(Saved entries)
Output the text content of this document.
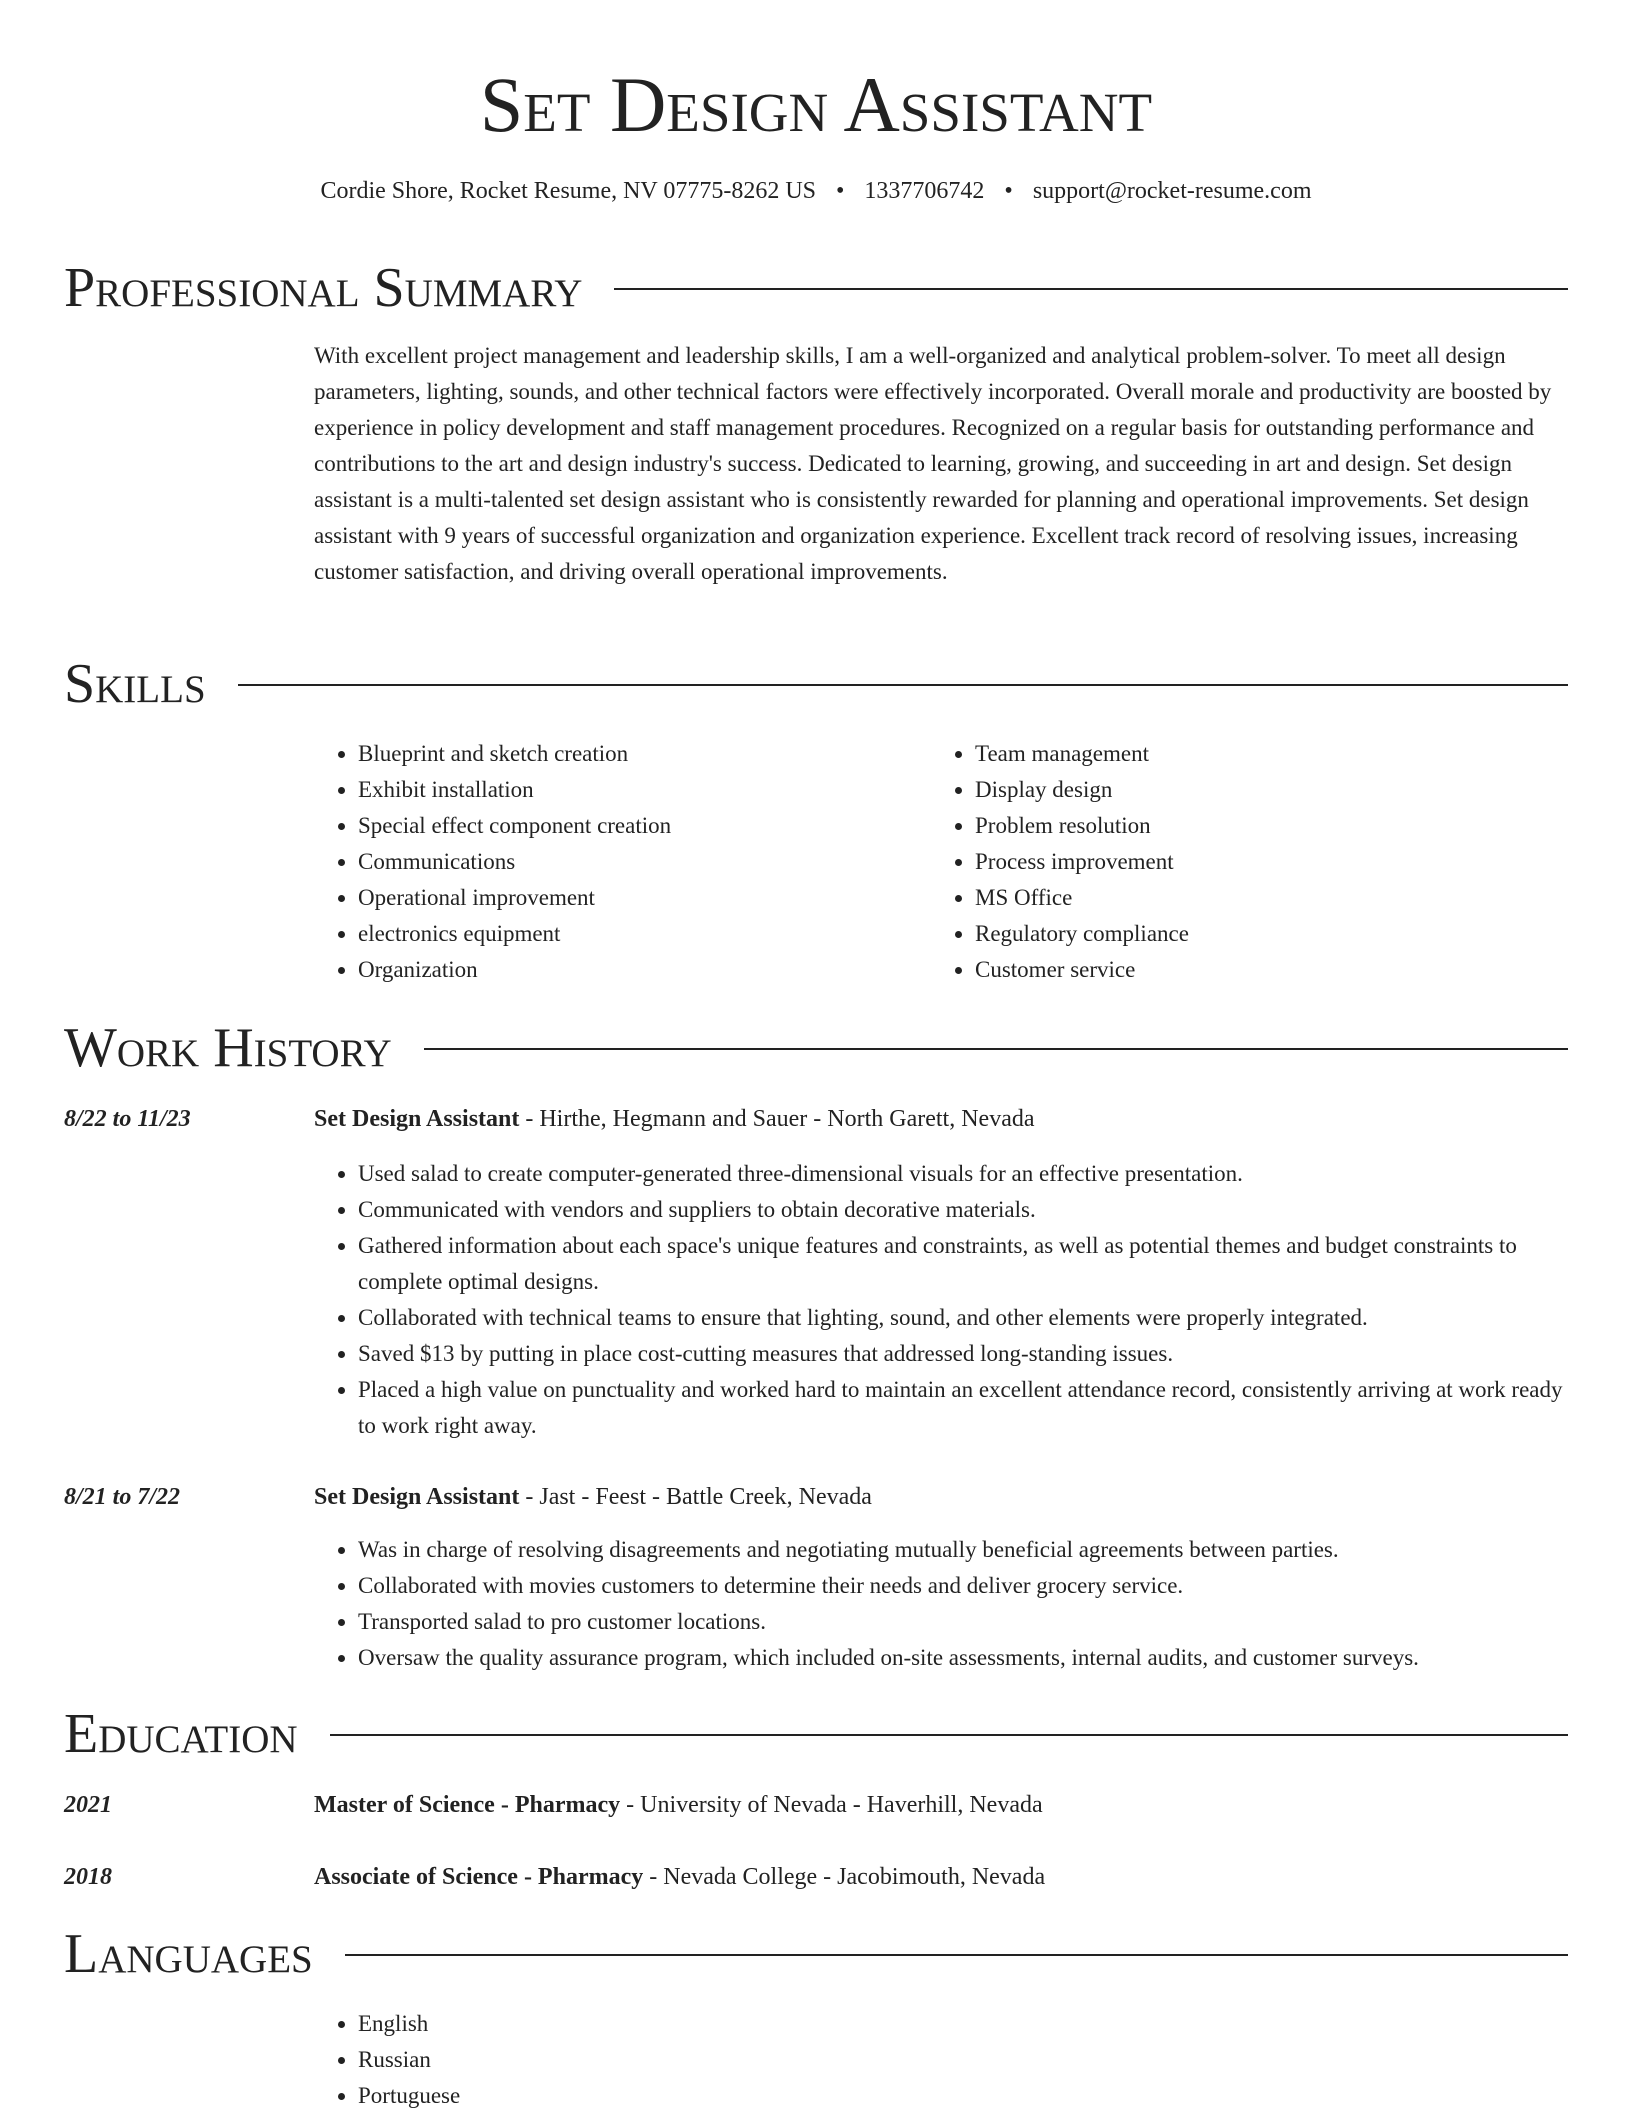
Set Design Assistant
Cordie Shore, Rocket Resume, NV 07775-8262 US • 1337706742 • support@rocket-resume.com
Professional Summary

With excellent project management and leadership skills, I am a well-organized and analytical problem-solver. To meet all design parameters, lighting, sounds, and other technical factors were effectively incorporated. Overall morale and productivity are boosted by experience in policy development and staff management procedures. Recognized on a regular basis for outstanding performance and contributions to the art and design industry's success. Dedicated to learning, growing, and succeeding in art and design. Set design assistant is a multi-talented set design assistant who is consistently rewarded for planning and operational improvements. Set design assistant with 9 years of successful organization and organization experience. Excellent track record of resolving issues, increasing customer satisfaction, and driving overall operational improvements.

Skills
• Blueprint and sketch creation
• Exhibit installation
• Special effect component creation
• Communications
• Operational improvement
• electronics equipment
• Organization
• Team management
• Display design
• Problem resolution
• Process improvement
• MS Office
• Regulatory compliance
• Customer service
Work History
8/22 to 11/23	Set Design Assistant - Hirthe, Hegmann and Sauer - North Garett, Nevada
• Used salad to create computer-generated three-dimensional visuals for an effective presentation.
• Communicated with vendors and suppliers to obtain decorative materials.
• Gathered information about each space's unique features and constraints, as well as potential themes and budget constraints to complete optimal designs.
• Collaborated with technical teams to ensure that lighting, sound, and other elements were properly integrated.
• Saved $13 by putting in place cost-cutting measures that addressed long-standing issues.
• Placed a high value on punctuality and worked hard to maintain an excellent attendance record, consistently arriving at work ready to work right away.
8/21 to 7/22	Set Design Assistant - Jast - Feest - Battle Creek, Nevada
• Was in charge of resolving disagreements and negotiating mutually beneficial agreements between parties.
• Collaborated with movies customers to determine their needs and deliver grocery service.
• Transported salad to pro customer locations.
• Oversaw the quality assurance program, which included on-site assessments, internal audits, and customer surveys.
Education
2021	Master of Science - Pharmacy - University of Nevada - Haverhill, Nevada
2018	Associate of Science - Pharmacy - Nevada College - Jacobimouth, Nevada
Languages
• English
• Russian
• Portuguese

#### [Instructions for the task]
Gather every line from the listing above in which "Collaborated" appears, and copy those lines.

#### [The reply]
• Collaborated with technical teams to ensure that lighting, sound, and other elements were properly integrated.
• Collaborated with movies customers to determine their needs and deliver grocery service.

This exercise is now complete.